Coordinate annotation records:
## BEGIN
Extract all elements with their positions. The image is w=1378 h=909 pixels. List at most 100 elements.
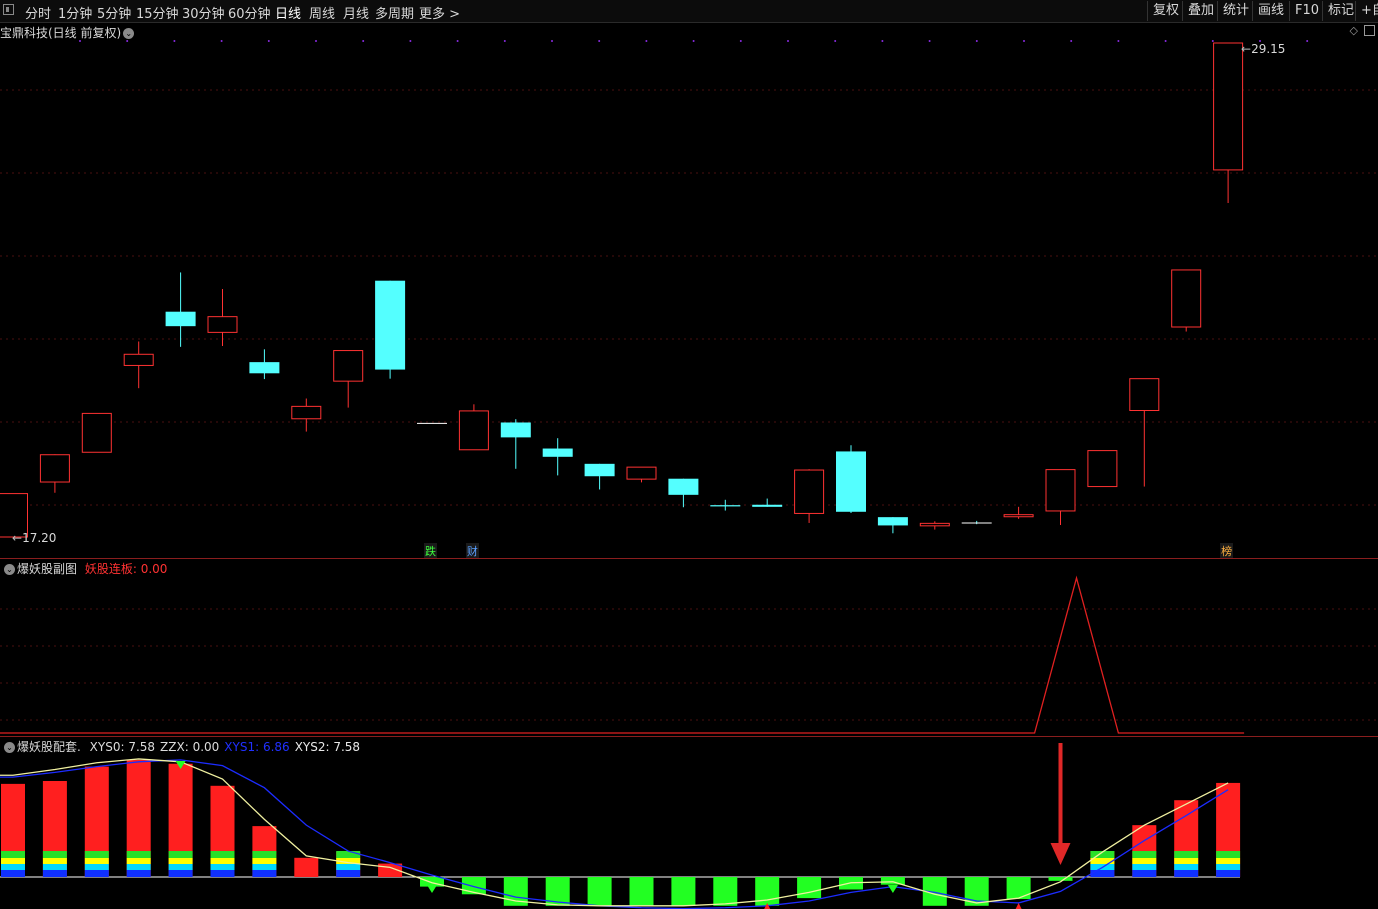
toolbar-button-3[interactable]: 画线 — [1252, 1, 1289, 21]
top-dot — [787, 40, 789, 42]
bar-stripe — [1090, 858, 1115, 864]
bar-stripe — [252, 864, 277, 870]
bar-green — [629, 877, 654, 906]
period-tab-8[interactable]: 月线 — [343, 3, 369, 22]
candle-body — [1213, 42, 1244, 171]
arrow-down-icon — [1050, 843, 1071, 865]
bar-green — [1006, 877, 1031, 900]
top-dot — [1164, 40, 1167, 42]
period-tab-1[interactable]: 1分钟 — [58, 3, 92, 22]
bar-stripe — [1132, 864, 1157, 870]
bar-green — [880, 877, 905, 885]
top-dot — [645, 40, 648, 42]
candle-body — [291, 405, 322, 420]
top-dot — [928, 40, 931, 42]
marker-up-red — [1015, 903, 1022, 909]
top-dot — [834, 40, 837, 42]
bar-stripe — [1090, 870, 1115, 877]
bar-stripe — [1216, 870, 1241, 877]
top-dot — [220, 40, 223, 42]
bar-stripe — [84, 870, 109, 877]
bar-stripe — [252, 858, 277, 864]
candle-body — [1171, 269, 1202, 328]
bar-green — [755, 877, 780, 906]
top-dot — [975, 40, 978, 42]
bar-stripe — [1174, 858, 1199, 864]
top-dot — [739, 40, 742, 42]
candle-body — [207, 316, 238, 333]
toolbar-button-0[interactable]: 复权 — [1147, 1, 1184, 21]
candle-body — [500, 422, 531, 438]
bar-stripe — [1216, 864, 1241, 870]
bar-stripe — [1174, 864, 1199, 870]
bar-stripe — [42, 864, 67, 870]
bar-stripe — [1, 864, 25, 870]
bar-stripe — [168, 870, 193, 877]
bar-stripe — [84, 851, 109, 858]
candle-body — [249, 362, 280, 374]
event-tag-0[interactable]: 跌 — [424, 543, 437, 559]
bar-stripe — [1, 870, 25, 877]
toolbar-button-2[interactable]: 统计 — [1217, 1, 1254, 21]
top-dot — [409, 40, 412, 42]
candle-body — [165, 311, 196, 327]
panel-toggle-icon[interactable] — [3, 4, 14, 15]
top-dot — [1023, 40, 1025, 42]
period-tab-4[interactable]: 30分钟 — [182, 3, 225, 22]
bar-stripe — [252, 851, 277, 858]
toolbar-button-1[interactable]: 叠加 — [1182, 1, 1219, 21]
toolbar-button-4[interactable]: F10 — [1289, 1, 1324, 21]
candle-body — [626, 466, 657, 480]
bar-stripe — [210, 870, 235, 877]
sub-panel2-chart — [0, 743, 1241, 909]
bar-stripe — [42, 858, 67, 864]
bar-green — [797, 877, 822, 899]
top-dot — [79, 40, 81, 42]
period-tab-2[interactable]: 5分钟 — [97, 3, 131, 22]
period-tab-3[interactable]: 15分钟 — [136, 3, 179, 22]
period-toolbar: 分时 1分钟 5分钟 15分钟 30分钟 60分钟 日线 周线 月线 多周期 更多 > 复权 叠加 统计… — [0, 0, 1378, 23]
period-tab-9[interactable]: 多周期 — [375, 3, 414, 22]
toolbar-button-5[interactable]: 标记 — [1322, 1, 1359, 21]
event-tag-1[interactable]: 财 — [465, 543, 479, 559]
bar-stripe — [1216, 851, 1241, 858]
top-dot — [315, 40, 317, 42]
period-tab-0[interactable]: 分时 — [25, 3, 51, 22]
top-dot — [692, 40, 695, 42]
bar-stripe — [42, 870, 67, 877]
top-dot — [1070, 40, 1073, 42]
top-dot — [362, 40, 365, 42]
candle-body — [919, 522, 950, 527]
bar-stripe — [168, 851, 193, 858]
bar-stripe — [168, 864, 193, 870]
bar-stripe — [210, 864, 235, 870]
candle-body — [668, 478, 699, 495]
bar-stripe — [1132, 870, 1157, 877]
bar-stripe — [1216, 858, 1241, 864]
period-tab-10[interactable]: 更多 > — [419, 3, 460, 22]
period-tab-6[interactable]: 日线 — [275, 3, 301, 22]
candle-body — [375, 280, 406, 370]
toolbar-button-6[interactable]: +自 — [1355, 1, 1378, 21]
top-dot — [503, 40, 506, 42]
top-dot — [1306, 40, 1309, 42]
bar-stripe — [84, 858, 109, 864]
bar-stripe — [84, 864, 109, 870]
bar-stripe — [336, 851, 361, 858]
period-tab-7[interactable]: 周线 — [309, 3, 335, 22]
bar-red — [294, 857, 319, 877]
bar-stripe — [168, 858, 193, 864]
candle-body — [1003, 514, 1034, 518]
top-dot — [881, 40, 884, 42]
period-tab-5[interactable]: 60分钟 — [228, 3, 271, 22]
bar-stripe — [1132, 851, 1157, 858]
candle-body — [710, 505, 741, 507]
sub-panel1-chart — [0, 575, 1378, 734]
candlestick-chart — [0, 40, 1378, 538]
bar-stripe — [1132, 858, 1157, 864]
bar-green — [713, 877, 738, 906]
event-tag-2[interactable]: 榜 — [1220, 543, 1234, 559]
bar-stripe — [1174, 870, 1199, 877]
bar-stripe — [336, 864, 361, 870]
candle-body — [584, 463, 615, 477]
## END
→ Task instructions
Render the lines of the listing between the line containing "toolbar-button-3[interactable]: 画线 —" and the line containing "candle-body — [1213, 42, 1244, 171]", inclusive, as a numbered list with blank lines omitted.

→ Exercise solution
1. toolbar-button-3[interactable]: 画线 — [1252, 1, 1289, 21]
2. top-dot — [787, 40, 789, 42]
3. bar-stripe — [1090, 858, 1115, 864]
4. bar-stripe — [252, 864, 277, 870]
5. bar-green — [629, 877, 654, 906]
6. period-tab-8[interactable]: 月线 — [343, 3, 369, 22]
7. candle-body — [1213, 42, 1244, 171]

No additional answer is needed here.